Written problem -> Reproduce the material exactly, omitting nothing.

-- BEGIN --

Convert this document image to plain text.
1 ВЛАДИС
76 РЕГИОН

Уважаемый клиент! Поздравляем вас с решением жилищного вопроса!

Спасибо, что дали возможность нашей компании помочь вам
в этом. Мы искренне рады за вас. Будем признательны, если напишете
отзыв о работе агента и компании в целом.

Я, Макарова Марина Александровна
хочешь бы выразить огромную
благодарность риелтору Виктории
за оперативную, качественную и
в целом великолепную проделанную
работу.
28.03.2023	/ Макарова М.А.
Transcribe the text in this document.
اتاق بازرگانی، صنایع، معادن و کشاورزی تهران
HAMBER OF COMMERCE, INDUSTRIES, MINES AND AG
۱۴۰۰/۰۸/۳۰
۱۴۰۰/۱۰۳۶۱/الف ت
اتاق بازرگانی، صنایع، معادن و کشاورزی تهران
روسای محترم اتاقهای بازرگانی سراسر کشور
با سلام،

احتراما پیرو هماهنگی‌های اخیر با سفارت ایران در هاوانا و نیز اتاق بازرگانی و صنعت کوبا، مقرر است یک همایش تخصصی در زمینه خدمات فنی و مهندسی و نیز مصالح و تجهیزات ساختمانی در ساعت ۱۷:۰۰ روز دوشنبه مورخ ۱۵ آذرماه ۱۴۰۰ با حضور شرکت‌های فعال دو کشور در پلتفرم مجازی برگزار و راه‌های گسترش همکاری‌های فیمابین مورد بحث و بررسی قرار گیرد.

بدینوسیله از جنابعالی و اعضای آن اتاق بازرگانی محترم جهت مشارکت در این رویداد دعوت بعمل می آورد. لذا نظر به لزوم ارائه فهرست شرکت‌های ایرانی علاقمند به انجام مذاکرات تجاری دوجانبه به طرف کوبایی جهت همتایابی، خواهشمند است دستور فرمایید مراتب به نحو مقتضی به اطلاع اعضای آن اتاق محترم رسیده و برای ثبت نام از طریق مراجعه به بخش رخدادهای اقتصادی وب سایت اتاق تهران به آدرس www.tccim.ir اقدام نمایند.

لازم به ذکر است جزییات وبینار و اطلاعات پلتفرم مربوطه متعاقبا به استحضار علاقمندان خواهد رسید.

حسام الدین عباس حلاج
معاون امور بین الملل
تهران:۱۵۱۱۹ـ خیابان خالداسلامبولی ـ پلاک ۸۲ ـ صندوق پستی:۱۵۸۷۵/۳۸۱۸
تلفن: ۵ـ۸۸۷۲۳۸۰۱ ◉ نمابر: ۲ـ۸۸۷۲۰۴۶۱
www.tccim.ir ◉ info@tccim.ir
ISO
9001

-- END --

The solution ->
Convert this document image to plain text.
1 ВЛАДИС
76 РЕГИОН

Уважаемый клиент! Поздравляем вас с решением жилищного вопроса!

Спасибо, что дали возможность нашей компании помочь вам
в этом. Мы искренне рады за вас. Будем признательны, если напишете
отзыв о работе агента и компании в целом.

Я, Макарова Марина Александровна
хочешь бы выразить огромную
благодарность риелтору Виктории
за оперативную, качественную и
в целом великолепную проделанную
работу.
28.03.2023	/ Макарова М.А.
Transcribe the text in this document.
اتاق بازرگانی، صنایع، معادن و کشاورزی تهران
HAMBER OF COMMERCE, INDUSTRIES, MINES AND AG
۱۴۰۰/۰۸/۳۰
۱۴۰۰/۱۰۳۶۱/الف ت
اتاق بازرگانی، صنایع، معادن و کشاورزی تهران
روسای محترم اتاقهای بازرگانی سراسر کشور
با سلام،

احتراما پیرو هماهنگی‌های اخیر با سفارت ایران در هاوانا و نیز اتاق بازرگانی و صنعت کوبا، مقرر است یک همایش تخصصی در زمینه خدمات فنی و مهندسی و نیز مصالح و تجهیزات ساختمانی در ساعت ۱۷:۰۰ روز دوشنبه مورخ ۱۵ آذرماه ۱۴۰۰ با حضور شرکت‌های فعال دو کشور در پلتفرم مجازی برگزار و راه‌های گسترش همکاری‌های فیمابین مورد بحث و بررسی قرار گیرد.

بدینوسیله از جنابعالی و اعضای آن اتاق بازرگانی محترم جهت مشارکت در این رویداد دعوت بعمل می آورد. لذا نظر به لزوم ارائه فهرست شرکت‌های ایرانی علاقمند به انجام مذاکرات تجاری دوجانبه به طرف کوبایی جهت همتایابی، خواهشمند است دستور فرمایید مراتب به نحو مقتضی به اطلاع اعضای آن اتاق محترم رسیده و برای ثبت نام از طریق مراجعه به بخش رخدادهای اقتصادی وب سایت اتاق تهران به آدرس www.tccim.ir اقدام نمایند.

لازم به ذکر است جزییات وبینار و اطلاعات پلتفرم مربوطه متعاقبا به استحضار علاقمندان خواهد رسید.

حسام الدین عباس حلاج
معاون امور بین الملل
تهران:۱۵۱۱۹ـ خیابان خالداسلامبولی ـ پلاک ۸۲ ـ صندوق پستی:۱۵۸۷۵/۳۸۱۸
تلفن: ۵ـ۸۸۷۲۳۸۰۱ ◉ نمابر: ۲ـ۸۸۷۲۰۴۶۱
www.tccim.ir ◉ info@tccim.ir
ISO
9001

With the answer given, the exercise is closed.